SHORT TASK: Pull out every line containing the string "Marcelo".

THE RECORDS:
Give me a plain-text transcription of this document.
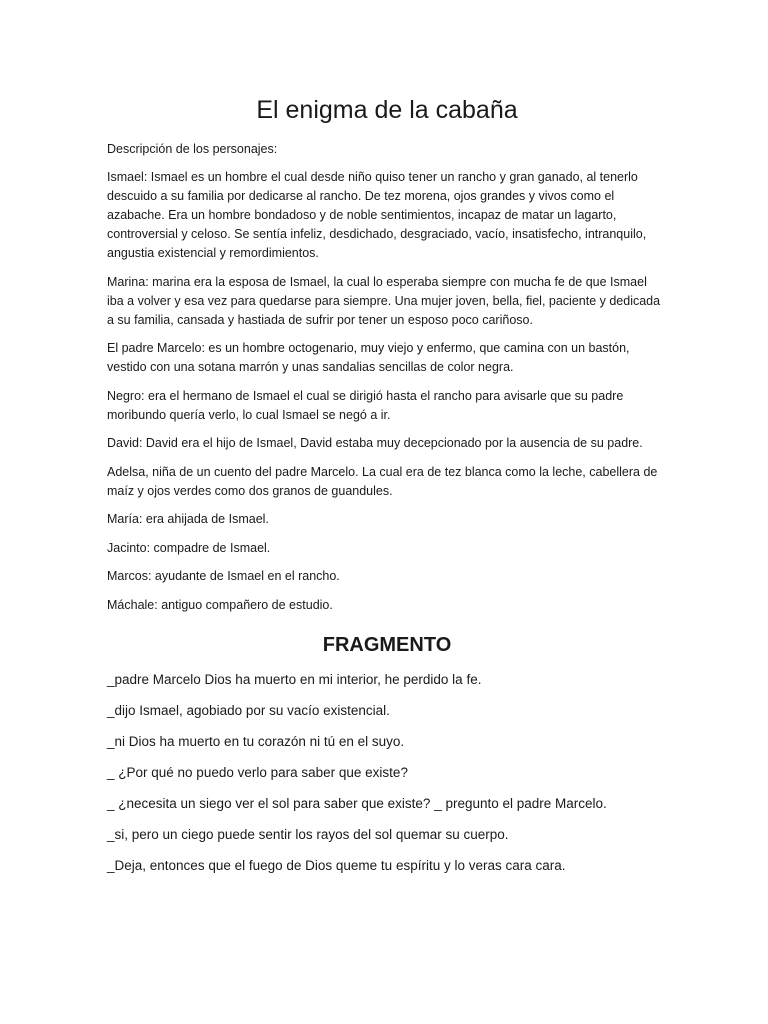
El enigma de la cabaña

Descripción de los personajes:

Ismael: Ismael es un hombre el cual desde niño quiso tener un rancho y gran ganado, al tenerlo descuido a su familia por dedicarse al rancho. De tez morena, ojos grandes y vivos como el azabache. Era un hombre bondadoso y de noble sentimientos, incapaz de matar un lagarto, controversial y celoso. Se sentía infeliz, desdichado, desgraciado, vacío, insatisfecho, intranquilo, angustia existencial y remordimientos.

Marina: marina era la esposa de Ismael, la cual lo esperaba siempre con mucha fe de que Ismael iba a volver y esa vez para quedarse para siempre. Una mujer joven, bella, fiel, paciente y dedicada a su familia, cansada y hastiada de sufrir por tener un esposo poco cariñoso.

El padre Marcelo: es un hombre octogenario, muy viejo y enfermo, que camina con un bastón, vestido con una sotana marrón y unas sandalias sencillas de color negra.

Negro: era el hermano de Ismael el cual se dirigió hasta el rancho para avisarle que su padre moribundo quería verlo, lo cual Ismael se negó a ir.

David: David era el hijo de Ismael, David estaba muy decepcionado por la ausencia de su padre.

Adelsa, niña de un cuento del padre Marcelo. La cual era de tez blanca como la leche, cabellera de maíz y ojos verdes como dos granos de guandules.

María: era ahijada de Ismael.

Jacinto: compadre de Ismael.

Marcos: ayudante de Ismael en el rancho.

Máchale: antiguo compañero de estudio.

FRAGMENTO

_padre Marcelo Dios ha muerto en mi interior, he perdido la fe.

_dijo Ismael, agobiado por su vacío existencial.

_ni Dios ha muerto en tu corazón ni tú en el suyo.

_ ¿Por qué no puedo verlo para saber que existe?

_ ¿necesita un siego ver el sol para saber que existe? _ pregunto el padre Marcelo.

_si, pero un ciego puede sentir los rayos del sol quemar su cuerpo.

_Deja, entonces que el fuego de Dios queme tu espíritu y lo veras cara cara.
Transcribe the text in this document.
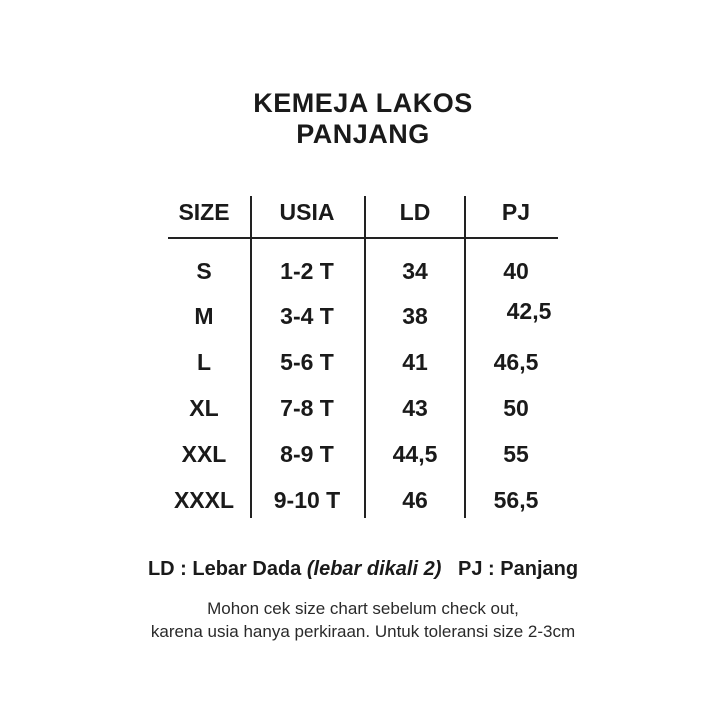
KEMEJA LAKOS
PANJANG
SIZE	USIA	LD	PJ
S	1-2 T	34	40
M	3-4 T	38	42,5
L	5-6 T	41	46,5
XL	7-8 T	43	50
XXL	8-9 T	44,5	55
XXXL	9-10 T	46	56,5
LD : Lebar Dada (lebar dikali 2) PJ : Panjang
Mohon cek size chart sebelum check out,
karena usia hanya perkiraan. Untuk toleransi size 2-3cm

TASK SOLUTION:
El padre Marcelo: es un hombre octogenario, muy viejo y enfermo, que camina con un bastón, vestido con una sotana marrón y unas sandalias sencillas de color negra.
Adelsa, niña de un cuento del padre Marcelo. La cual era de tez blanca como la leche, cabellera de maíz y ojos verdes como dos granos de guandules.
_padre Marcelo Dios ha muerto en mi interior, he perdido la fe.
_ ¿necesita un siego ver el sol para saber que existe? _ pregunto el padre Marcelo.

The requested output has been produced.